Written request – Scan the following material for the string "propagandista" and copy each line in which it appears.

Stored data entries:
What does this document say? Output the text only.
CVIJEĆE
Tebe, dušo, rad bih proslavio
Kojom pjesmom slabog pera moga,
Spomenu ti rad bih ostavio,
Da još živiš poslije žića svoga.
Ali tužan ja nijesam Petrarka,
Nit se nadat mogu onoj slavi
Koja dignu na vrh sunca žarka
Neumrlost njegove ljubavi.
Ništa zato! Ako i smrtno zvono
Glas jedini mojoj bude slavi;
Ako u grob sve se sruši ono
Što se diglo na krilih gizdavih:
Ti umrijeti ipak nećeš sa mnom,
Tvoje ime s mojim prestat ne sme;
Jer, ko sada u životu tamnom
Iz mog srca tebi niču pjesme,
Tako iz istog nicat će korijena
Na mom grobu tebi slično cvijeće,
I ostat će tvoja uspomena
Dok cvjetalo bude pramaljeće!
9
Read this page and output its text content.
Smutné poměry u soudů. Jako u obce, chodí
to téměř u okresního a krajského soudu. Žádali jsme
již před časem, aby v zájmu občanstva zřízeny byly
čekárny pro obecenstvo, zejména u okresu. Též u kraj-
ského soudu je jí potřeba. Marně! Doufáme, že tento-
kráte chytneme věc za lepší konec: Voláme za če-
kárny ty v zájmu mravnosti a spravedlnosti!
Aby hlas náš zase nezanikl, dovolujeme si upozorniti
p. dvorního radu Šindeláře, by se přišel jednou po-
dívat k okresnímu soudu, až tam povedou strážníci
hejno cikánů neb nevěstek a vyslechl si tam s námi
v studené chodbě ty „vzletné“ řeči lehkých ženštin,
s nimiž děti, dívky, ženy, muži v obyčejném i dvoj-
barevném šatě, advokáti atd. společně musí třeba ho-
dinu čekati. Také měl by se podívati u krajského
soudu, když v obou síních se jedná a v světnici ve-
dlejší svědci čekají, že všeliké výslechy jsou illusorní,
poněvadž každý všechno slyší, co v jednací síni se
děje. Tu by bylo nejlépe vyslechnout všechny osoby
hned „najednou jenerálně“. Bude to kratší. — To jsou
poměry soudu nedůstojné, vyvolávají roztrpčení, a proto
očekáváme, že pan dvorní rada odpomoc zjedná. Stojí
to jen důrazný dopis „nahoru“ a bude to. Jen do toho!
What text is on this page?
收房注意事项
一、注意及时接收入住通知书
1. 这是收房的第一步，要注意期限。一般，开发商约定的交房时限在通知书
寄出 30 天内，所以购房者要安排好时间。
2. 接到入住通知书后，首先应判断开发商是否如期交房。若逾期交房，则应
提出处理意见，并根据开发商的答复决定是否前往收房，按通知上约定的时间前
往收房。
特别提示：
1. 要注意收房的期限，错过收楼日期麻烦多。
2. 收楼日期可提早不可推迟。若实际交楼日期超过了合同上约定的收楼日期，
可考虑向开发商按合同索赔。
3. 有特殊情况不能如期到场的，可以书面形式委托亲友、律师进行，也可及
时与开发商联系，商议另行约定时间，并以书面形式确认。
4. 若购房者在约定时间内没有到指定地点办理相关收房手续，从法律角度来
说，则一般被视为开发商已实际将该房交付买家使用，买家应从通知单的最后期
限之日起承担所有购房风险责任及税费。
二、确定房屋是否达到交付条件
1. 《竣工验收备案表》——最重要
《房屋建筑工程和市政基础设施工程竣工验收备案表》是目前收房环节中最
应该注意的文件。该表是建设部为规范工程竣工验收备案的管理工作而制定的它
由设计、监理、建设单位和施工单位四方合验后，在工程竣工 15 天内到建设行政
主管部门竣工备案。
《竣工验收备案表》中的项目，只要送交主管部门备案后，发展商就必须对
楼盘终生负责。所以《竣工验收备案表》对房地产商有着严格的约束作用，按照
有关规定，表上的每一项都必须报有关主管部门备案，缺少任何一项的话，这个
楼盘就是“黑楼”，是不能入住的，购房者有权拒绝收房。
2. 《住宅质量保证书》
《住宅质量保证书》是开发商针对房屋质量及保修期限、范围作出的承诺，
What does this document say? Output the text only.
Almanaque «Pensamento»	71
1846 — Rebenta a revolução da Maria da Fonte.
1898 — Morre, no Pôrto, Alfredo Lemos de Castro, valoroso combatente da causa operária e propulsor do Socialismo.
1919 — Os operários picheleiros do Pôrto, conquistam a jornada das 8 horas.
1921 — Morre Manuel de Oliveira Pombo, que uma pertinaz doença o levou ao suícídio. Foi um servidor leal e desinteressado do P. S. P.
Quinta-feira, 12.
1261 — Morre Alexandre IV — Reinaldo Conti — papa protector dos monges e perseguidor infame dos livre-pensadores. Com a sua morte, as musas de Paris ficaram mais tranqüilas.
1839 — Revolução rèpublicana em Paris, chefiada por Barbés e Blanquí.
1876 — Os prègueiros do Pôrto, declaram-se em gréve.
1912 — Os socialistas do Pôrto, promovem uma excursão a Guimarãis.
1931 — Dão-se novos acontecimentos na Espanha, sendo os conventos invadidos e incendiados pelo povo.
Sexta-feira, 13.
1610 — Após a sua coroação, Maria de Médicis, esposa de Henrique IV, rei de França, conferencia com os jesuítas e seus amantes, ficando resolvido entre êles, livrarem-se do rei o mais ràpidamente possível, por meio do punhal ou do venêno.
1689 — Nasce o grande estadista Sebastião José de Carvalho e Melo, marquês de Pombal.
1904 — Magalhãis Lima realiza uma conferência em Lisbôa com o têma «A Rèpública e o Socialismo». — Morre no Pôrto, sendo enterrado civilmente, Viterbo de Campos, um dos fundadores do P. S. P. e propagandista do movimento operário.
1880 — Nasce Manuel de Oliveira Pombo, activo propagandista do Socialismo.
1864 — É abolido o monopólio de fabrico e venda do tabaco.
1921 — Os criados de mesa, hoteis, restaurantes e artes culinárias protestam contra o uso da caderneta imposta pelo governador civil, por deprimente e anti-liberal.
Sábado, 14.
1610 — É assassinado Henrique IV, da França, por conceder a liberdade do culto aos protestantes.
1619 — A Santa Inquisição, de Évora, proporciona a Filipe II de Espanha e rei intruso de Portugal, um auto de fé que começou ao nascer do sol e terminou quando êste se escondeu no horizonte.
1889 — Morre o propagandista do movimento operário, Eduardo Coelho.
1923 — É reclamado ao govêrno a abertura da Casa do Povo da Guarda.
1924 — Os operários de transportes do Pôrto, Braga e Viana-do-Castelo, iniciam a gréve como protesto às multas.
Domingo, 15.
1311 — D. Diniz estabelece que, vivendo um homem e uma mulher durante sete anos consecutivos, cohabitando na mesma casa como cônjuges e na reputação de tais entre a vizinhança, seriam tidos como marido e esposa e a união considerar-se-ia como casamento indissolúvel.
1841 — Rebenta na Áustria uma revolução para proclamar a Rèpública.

Task response –
1904 — Magalhãis Lima realiza uma conferência em Lisbôa com o têma «A Rèpública e o Socialismo». — Morre no Pôrto, sendo enterrado civilmente, Viterbo de Campos, um dos fundadores do P. S. P. e propagandista do movimento operário.
1880 — Nasce Manuel de Oliveira Pombo, activo propagandista do Socialismo.
1889 — Morre o propagandista do movimento operário, Eduardo Coelho.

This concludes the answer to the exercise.